__What you will do__
Find every line in the records that holds the string "Management". Copy each one.

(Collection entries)
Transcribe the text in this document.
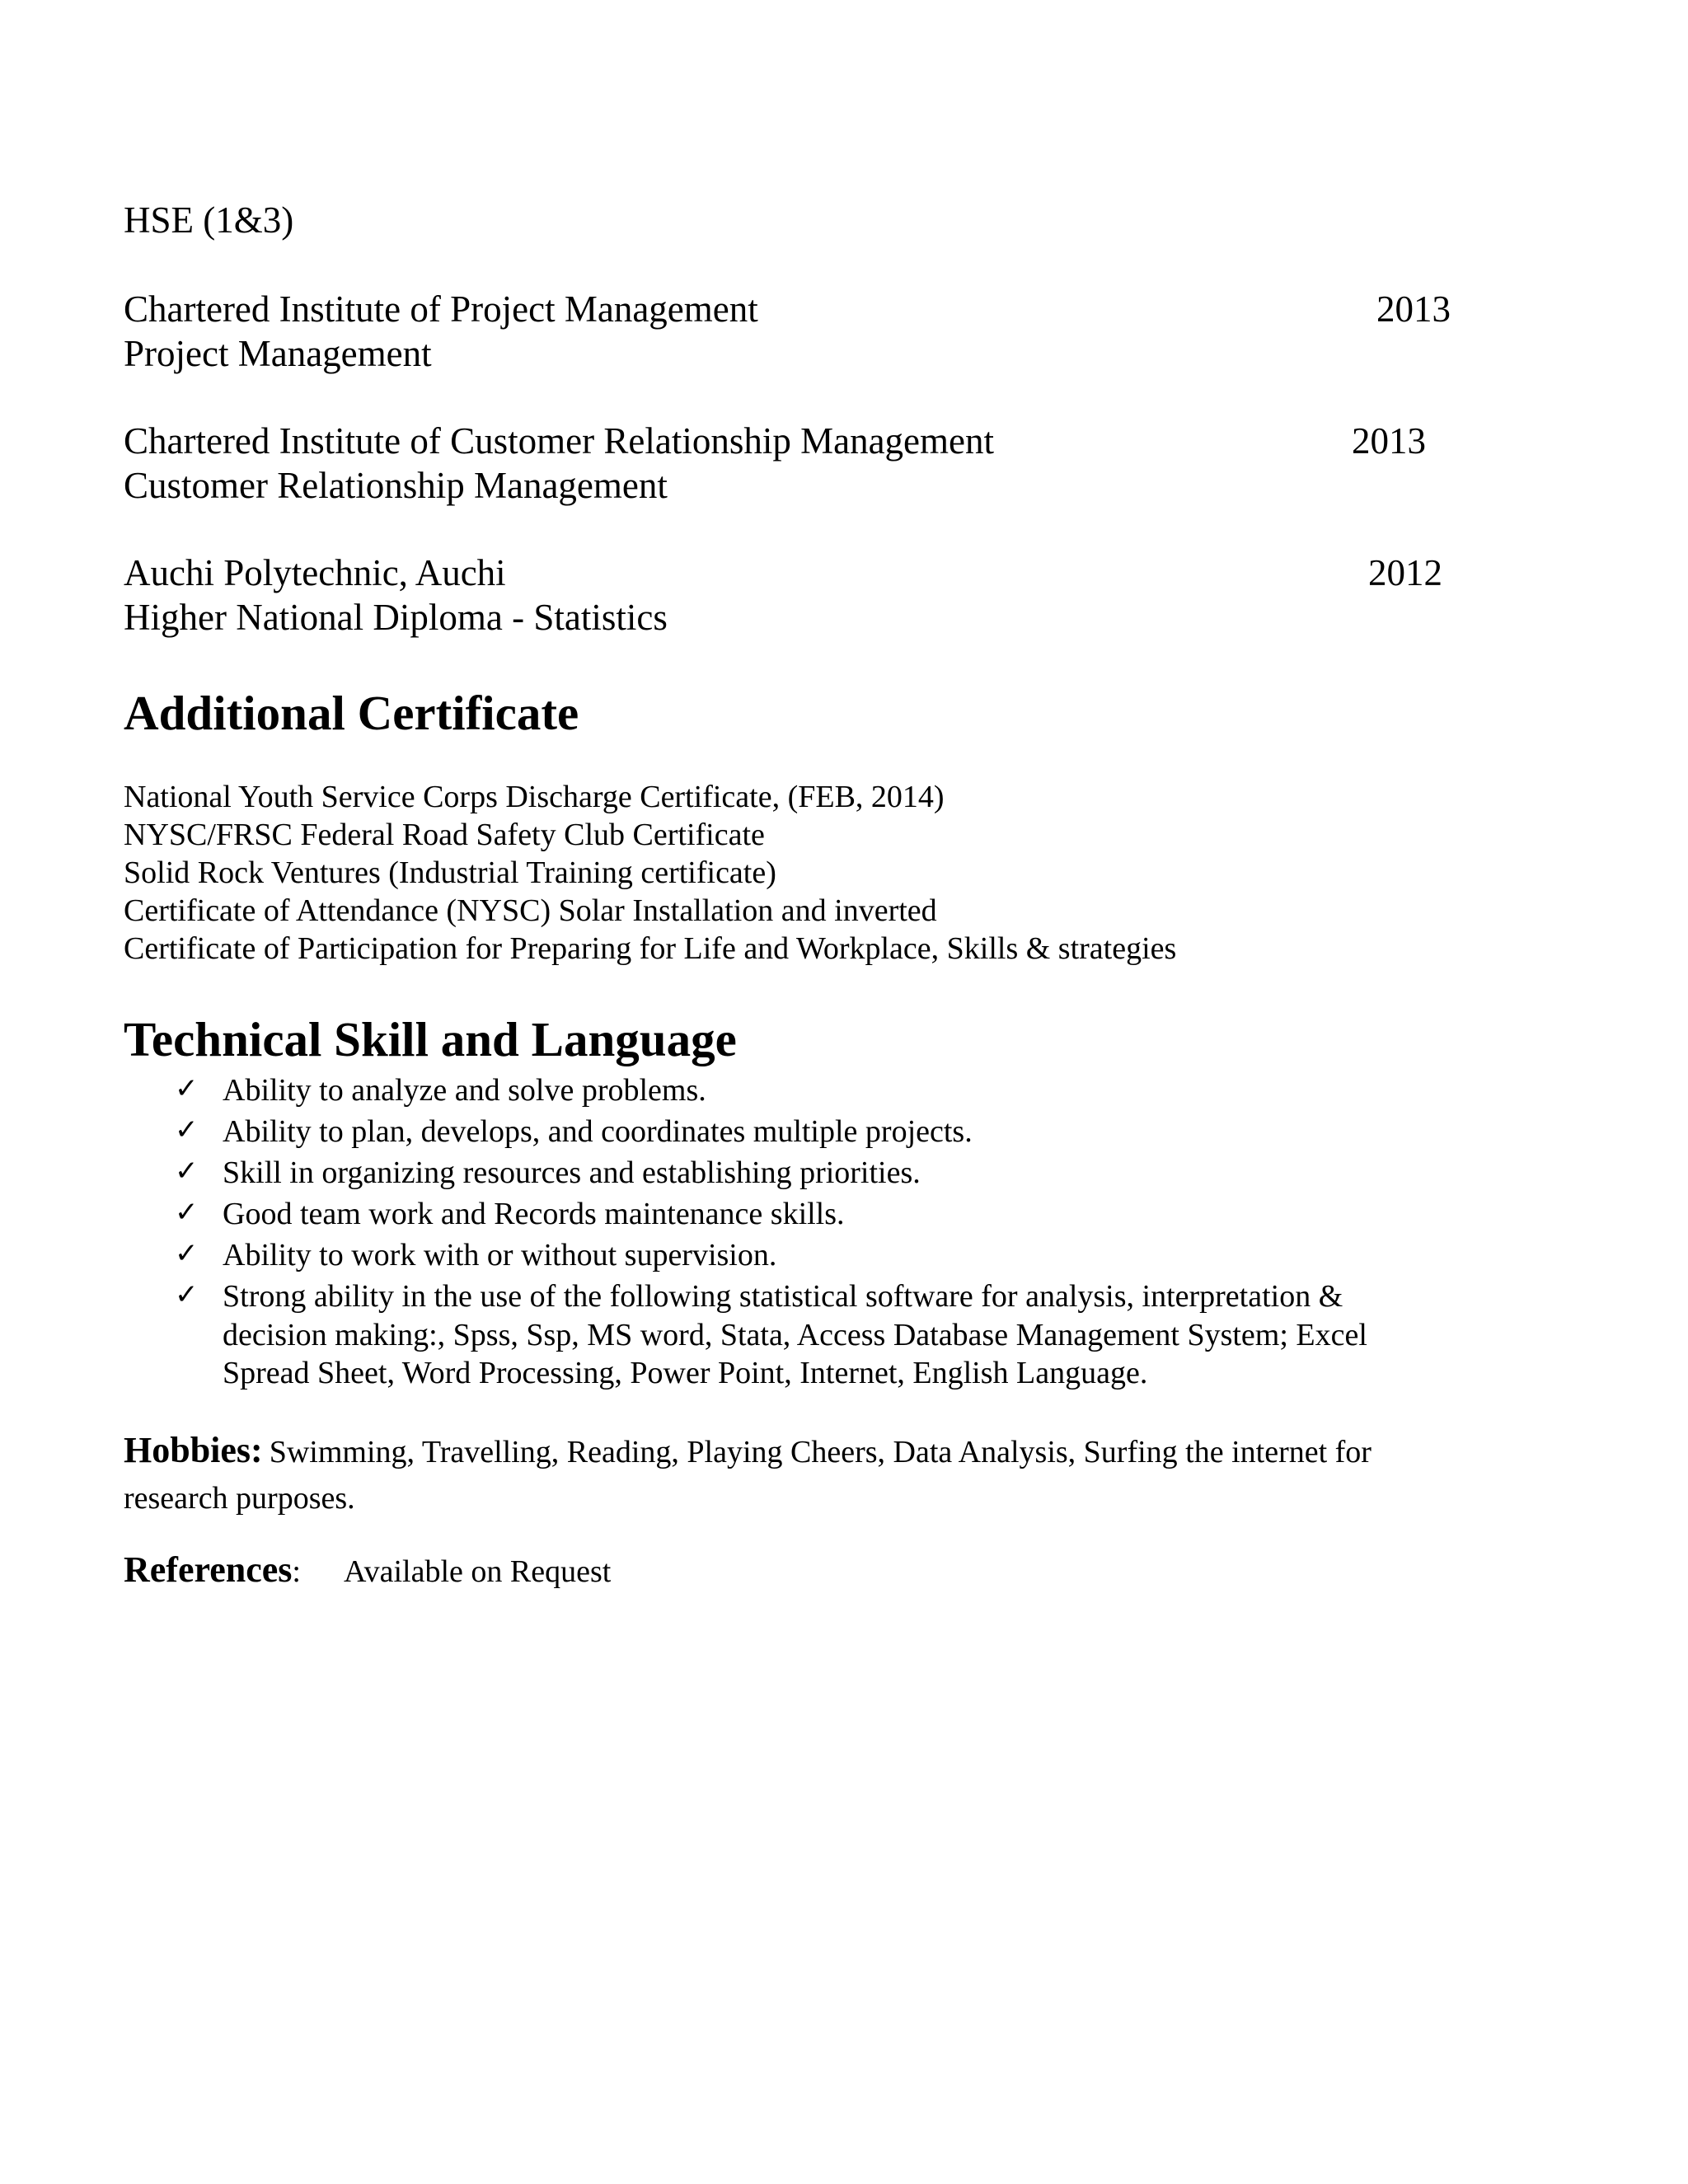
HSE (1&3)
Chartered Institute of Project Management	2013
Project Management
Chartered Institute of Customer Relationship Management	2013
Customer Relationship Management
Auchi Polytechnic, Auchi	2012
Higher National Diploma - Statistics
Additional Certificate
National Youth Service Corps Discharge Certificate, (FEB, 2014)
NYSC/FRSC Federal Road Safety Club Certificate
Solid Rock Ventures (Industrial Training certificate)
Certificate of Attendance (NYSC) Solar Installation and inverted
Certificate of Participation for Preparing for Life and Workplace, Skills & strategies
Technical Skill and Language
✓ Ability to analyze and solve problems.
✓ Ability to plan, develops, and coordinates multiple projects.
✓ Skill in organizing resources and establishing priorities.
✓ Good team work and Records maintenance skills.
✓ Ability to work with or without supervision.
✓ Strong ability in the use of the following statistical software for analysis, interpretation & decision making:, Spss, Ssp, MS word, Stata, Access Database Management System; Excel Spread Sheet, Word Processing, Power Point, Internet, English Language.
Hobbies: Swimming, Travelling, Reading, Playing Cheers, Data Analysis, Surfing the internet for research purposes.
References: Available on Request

__Solution__
Chartered Institute of Project Management	2013
Project Management
Chartered Institute of Customer Relationship Management	2013
Customer Relationship Management
✓ Strong ability in the use of the following statistical software for analysis, interpretation & decision making:, Spss, Ssp, MS word, Stata, Access Database Management System; Excel Spread Sheet, Word Processing, Power Point, Internet, English Language.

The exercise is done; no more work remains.